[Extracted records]
--- Begin ---

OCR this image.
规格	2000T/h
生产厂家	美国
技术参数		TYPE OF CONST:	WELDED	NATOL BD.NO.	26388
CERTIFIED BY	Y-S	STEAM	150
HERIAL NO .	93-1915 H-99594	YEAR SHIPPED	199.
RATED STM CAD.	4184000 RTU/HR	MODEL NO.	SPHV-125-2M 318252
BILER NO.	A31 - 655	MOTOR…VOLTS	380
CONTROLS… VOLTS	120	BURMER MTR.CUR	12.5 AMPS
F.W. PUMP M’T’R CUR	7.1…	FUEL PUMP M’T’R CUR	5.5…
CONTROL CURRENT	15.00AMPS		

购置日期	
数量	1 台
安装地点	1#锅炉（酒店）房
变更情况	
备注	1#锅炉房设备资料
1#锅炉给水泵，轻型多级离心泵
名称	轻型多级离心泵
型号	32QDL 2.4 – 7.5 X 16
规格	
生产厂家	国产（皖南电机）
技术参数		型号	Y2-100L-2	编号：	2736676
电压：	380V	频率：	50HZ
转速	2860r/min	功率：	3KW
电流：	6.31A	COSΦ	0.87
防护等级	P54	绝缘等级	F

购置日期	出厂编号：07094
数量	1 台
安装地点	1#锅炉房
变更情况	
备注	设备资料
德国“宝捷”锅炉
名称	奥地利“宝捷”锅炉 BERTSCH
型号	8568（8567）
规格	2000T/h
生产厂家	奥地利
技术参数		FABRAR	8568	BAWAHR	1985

--- End ---

EXERCISE: Restate each of the entries above verbatim.

EXERCISE SOLUTION:
OCR this image.
规格	2000T/h
生产厂家	美国
技术参数		TYPE OF CONST:	WELDED	NATOL BD.NO.	26388
CERTIFIED BY	Y-S	STEAM	150
HERIAL NO .	93-1915 H-99594	YEAR SHIPPED	199.
RATED STM CAD.	4184000 RTU/HR	MODEL NO.	SPHV-125-2M 318252
BILER NO.	A31 - 655	MOTOR…VOLTS	380
CONTROLS… VOLTS	120	BURMER MTR.CUR	12.5 AMPS
F.W. PUMP M’T’R CUR	7.1…	FUEL PUMP M’T’R CUR	5.5…
CONTROL CURRENT	15.00AMPS		

购置日期	
数量	1 台
安装地点	1#锅炉（酒店）房
变更情况	
备注	1#锅炉房设备资料
1#锅炉给水泵，轻型多级离心泵
名称	轻型多级离心泵
型号	32QDL 2.4 – 7.5 X 16
规格	
生产厂家	国产（皖南电机）
技术参数		型号	Y2-100L-2	编号：	2736676
电压：	380V	频率：	50HZ
转速	2860r/min	功率：	3KW
电流：	6.31A	COSΦ	0.87
防护等级	P54	绝缘等级	F

购置日期	出厂编号：07094
数量	1 台
安装地点	1#锅炉房
变更情况	
备注	设备资料
德国“宝捷”锅炉
名称	奥地利“宝捷”锅炉 BERTSCH
型号	8568（8567）
规格	2000T/h
生产厂家	奥地利
技术参数		FABRAR	8568	BAWAHR	1985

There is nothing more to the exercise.